- Exercise brief:
Pick out each line below containing "title".
* BEGIN Given information *
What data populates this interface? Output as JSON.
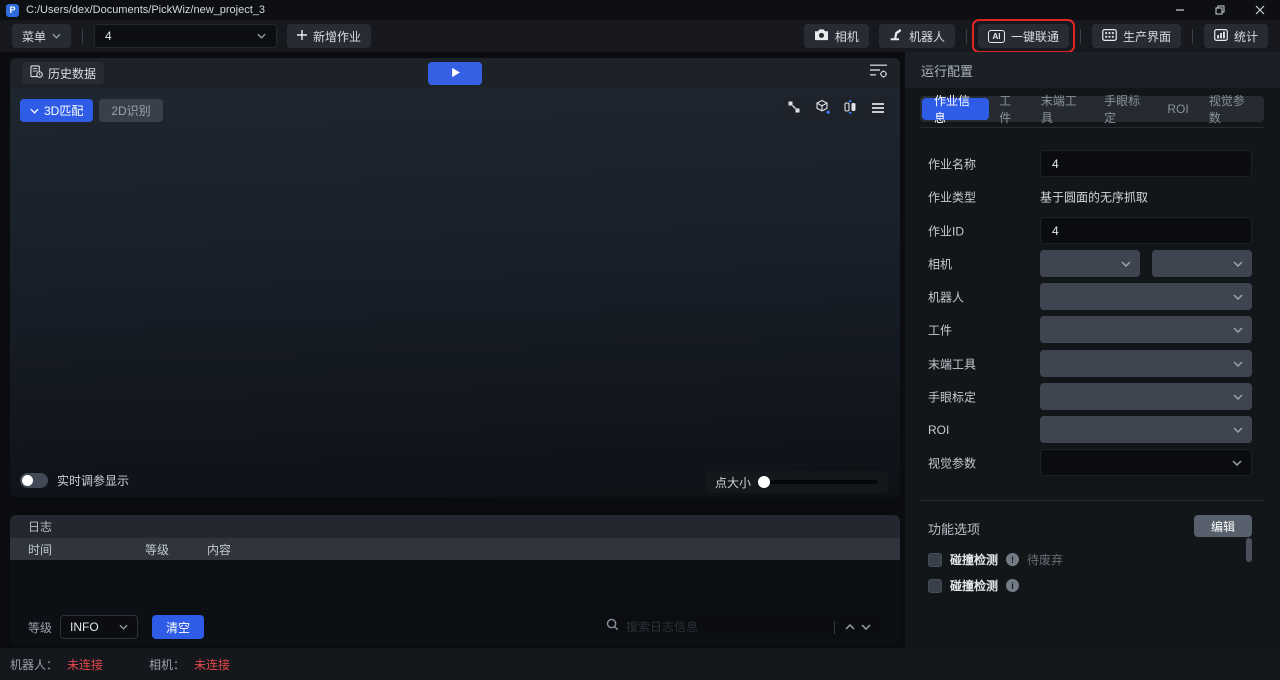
{
  "window": {
    "logo_text": "P",
    "title": "C:/Users/dex/Documents/PickWiz/new_project_3"
  },
  "toolbar": {
    "menu": "菜单",
    "job_select": "4",
    "add_job": "新增作业",
    "camera": "相机",
    "robot": "机器人",
    "one_key_ai": "AI",
    "one_key": "一键联通",
    "production": "生产界面",
    "stats": "统计"
  },
  "viewport": {
    "history": "历史数据",
    "match_3d": "3D匹配",
    "recognize_2d": "2D识别",
    "realtime_label": "实时调参显示",
    "point_size_label": "点大小"
  },
  "log": {
    "title": "日志",
    "col_time": "时间",
    "col_level": "等级",
    "col_content": "内容",
    "level_label": "等级",
    "level_value": "INFO",
    "clear": "清空",
    "search_placeholder": "搜索日志信息"
  },
  "config": {
    "title": "运行配置",
    "tabs": [
      {
        "label": "作业信息",
        "active": true
      },
      {
        "label": "工件",
        "active": false
      },
      {
        "label": "末端工具",
        "active": false
      },
      {
        "label": "手眼标定",
        "active": false
      },
      {
        "label": "ROI",
        "active": false
      },
      {
        "label": "视觉参数",
        "active": false
      }
    ],
    "fields": {
      "job_name": {
        "label": "作业名称",
        "value": "4"
      },
      "job_type": {
        "label": "作业类型",
        "value": "基于圆面的无序抓取"
      },
      "job_id": {
        "label": "作业ID",
        "value": "4"
      },
      "camera": {
        "label": "相机"
      },
      "robot": {
        "label": "机器人"
      },
      "workpiece": {
        "label": "工件"
      },
      "end_tool": {
        "label": "末端工具"
      },
      "hand_eye": {
        "label": "手眼标定"
      },
      "roi": {
        "label": "ROI"
      },
      "vision_params": {
        "label": "视觉参数"
      }
    },
    "function_options": {
      "title": "功能选项",
      "edit": "编辑",
      "items": [
        {
          "label": "碰撞检测",
          "icon_glyph": "!",
          "badge": "待废弃",
          "checked": false
        },
        {
          "label": "碰撞检测",
          "icon_glyph": "i",
          "badge": "",
          "checked": false
        }
      ]
    }
  },
  "status_bar": {
    "robot_label": "机器人：",
    "robot_value": "未连接",
    "camera_label": "相机：",
    "camera_value": "未连接"
  },
  "colors": {
    "accent_blue": "#3560e4",
    "tab_active_blue": "#2e5ce6",
    "highlight_red": "#e02525",
    "error_red": "#e5484d"
  }
}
* END Given information *
- Correct answer:
    "title": "C:/Users/dex/Documents/PickWiz/new_project_3"
    "title": "日志",
    "title": "运行配置",
      "title": "功能选项",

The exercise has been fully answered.